Supplied entries |
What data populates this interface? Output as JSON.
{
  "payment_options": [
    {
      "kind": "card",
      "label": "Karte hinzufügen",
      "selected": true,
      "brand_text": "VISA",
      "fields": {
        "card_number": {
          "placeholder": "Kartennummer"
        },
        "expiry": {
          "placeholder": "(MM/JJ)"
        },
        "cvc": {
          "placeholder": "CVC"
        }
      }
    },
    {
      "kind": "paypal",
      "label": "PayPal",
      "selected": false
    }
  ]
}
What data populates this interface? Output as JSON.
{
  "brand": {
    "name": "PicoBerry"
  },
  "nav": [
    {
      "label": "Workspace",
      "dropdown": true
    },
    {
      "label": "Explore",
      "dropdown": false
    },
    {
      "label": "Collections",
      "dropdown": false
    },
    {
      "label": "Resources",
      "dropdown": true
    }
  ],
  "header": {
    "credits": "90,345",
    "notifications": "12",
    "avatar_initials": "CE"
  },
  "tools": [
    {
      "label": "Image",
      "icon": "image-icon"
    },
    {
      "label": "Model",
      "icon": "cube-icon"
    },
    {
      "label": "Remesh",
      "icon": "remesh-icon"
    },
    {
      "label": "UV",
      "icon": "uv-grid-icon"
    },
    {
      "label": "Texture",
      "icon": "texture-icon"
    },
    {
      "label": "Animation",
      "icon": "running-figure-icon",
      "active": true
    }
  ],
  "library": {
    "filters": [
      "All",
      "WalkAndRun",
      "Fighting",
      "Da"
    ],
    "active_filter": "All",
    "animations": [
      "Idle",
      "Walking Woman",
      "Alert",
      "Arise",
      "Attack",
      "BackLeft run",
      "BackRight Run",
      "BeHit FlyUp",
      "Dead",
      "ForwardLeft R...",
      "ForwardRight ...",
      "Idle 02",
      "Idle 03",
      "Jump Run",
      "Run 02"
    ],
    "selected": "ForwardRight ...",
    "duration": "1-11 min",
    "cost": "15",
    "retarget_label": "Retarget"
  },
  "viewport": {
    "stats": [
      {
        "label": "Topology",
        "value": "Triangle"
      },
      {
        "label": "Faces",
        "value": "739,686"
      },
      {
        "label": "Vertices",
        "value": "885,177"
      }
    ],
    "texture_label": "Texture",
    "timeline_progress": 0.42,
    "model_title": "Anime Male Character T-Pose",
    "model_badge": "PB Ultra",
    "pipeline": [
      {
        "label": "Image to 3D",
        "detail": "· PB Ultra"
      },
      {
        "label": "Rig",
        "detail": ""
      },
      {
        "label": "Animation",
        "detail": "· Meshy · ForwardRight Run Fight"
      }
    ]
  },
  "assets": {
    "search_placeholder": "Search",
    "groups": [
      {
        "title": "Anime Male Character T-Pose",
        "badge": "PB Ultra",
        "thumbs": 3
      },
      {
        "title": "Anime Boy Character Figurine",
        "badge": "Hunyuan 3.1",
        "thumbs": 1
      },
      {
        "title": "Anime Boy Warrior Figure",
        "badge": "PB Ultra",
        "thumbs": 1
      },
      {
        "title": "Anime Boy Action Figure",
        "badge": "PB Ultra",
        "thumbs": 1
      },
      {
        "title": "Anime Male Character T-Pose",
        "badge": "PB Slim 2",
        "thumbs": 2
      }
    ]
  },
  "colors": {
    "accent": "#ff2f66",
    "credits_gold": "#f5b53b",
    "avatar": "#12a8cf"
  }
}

Exercise description |
Give all the entries again exactly; leave none out.

Solution |
What data populates this interface? Output as JSON.
{
  "payment_options": [
    {
      "kind": "card",
      "label": "Karte hinzufügen",
      "selected": true,
      "brand_text": "VISA",
      "fields": {
        "card_number": {
          "placeholder": "Kartennummer"
        },
        "expiry": {
          "placeholder": "(MM/JJ)"
        },
        "cvc": {
          "placeholder": "CVC"
        }
      }
    },
    {
      "kind": "paypal",
      "label": "PayPal",
      "selected": false
    }
  ]
}
What data populates this interface? Output as JSON.
{
  "brand": {
    "name": "PicoBerry"
  },
  "nav": [
    {
      "label": "Workspace",
      "dropdown": true
    },
    {
      "label": "Explore",
      "dropdown": false
    },
    {
      "label": "Collections",
      "dropdown": false
    },
    {
      "label": "Resources",
      "dropdown": true
    }
  ],
  "header": {
    "credits": "90,345",
    "notifications": "12",
    "avatar_initials": "CE"
  },
  "tools": [
    {
      "label": "Image",
      "icon": "image-icon"
    },
    {
      "label": "Model",
      "icon": "cube-icon"
    },
    {
      "label": "Remesh",
      "icon": "remesh-icon"
    },
    {
      "label": "UV",
      "icon": "uv-grid-icon"
    },
    {
      "label": "Texture",
      "icon": "texture-icon"
    },
    {
      "label": "Animation",
      "icon": "running-figure-icon",
      "active": true
    }
  ],
  "library": {
    "filters": [
      "All",
      "WalkAndRun",
      "Fighting",
      "Da"
    ],
    "active_filter": "All",
    "animations": [
      "Idle",
      "Walking Woman",
      "Alert",
      "Arise",
      "Attack",
      "BackLeft run",
      "BackRight Run",
      "BeHit FlyUp",
      "Dead",
      "ForwardLeft R...",
      "ForwardRight ...",
      "Idle 02",
      "Idle 03",
      "Jump Run",
      "Run 02"
    ],
    "selected": "ForwardRight ...",
    "duration": "1-11 min",
    "cost": "15",
    "retarget_label": "Retarget"
  },
  "viewport": {
    "stats": [
      {
        "label": "Topology",
        "value": "Triangle"
      },
      {
        "label": "Faces",
        "value": "739,686"
      },
      {
        "label": "Vertices",
        "value": "885,177"
      }
    ],
    "texture_label": "Texture",
    "timeline_progress": 0.42,
    "model_title": "Anime Male Character T-Pose",
    "model_badge": "PB Ultra",
    "pipeline": [
      {
        "label": "Image to 3D",
        "detail": "· PB Ultra"
      },
      {
        "label": "Rig",
        "detail": ""
      },
      {
        "label": "Animation",
        "detail": "· Meshy · ForwardRight Run Fight"
      }
    ]
  },
  "assets": {
    "search_placeholder": "Search",
    "groups": [
      {
        "title": "Anime Male Character T-Pose",
        "badge": "PB Ultra",
        "thumbs": 3
      },
      {
        "title": "Anime Boy Character Figurine",
        "badge": "Hunyuan 3.1",
        "thumbs": 1
      },
      {
        "title": "Anime Boy Warrior Figure",
        "badge": "PB Ultra",
        "thumbs": 1
      },
      {
        "title": "Anime Boy Action Figure",
        "badge": "PB Ultra",
        "thumbs": 1
      },
      {
        "title": "Anime Male Character T-Pose",
        "badge": "PB Slim 2",
        "thumbs": 2
      }
    ]
  },
  "colors": {
    "accent": "#ff2f66",
    "credits_gold": "#f5b53b",
    "avatar": "#12a8cf"
  }
}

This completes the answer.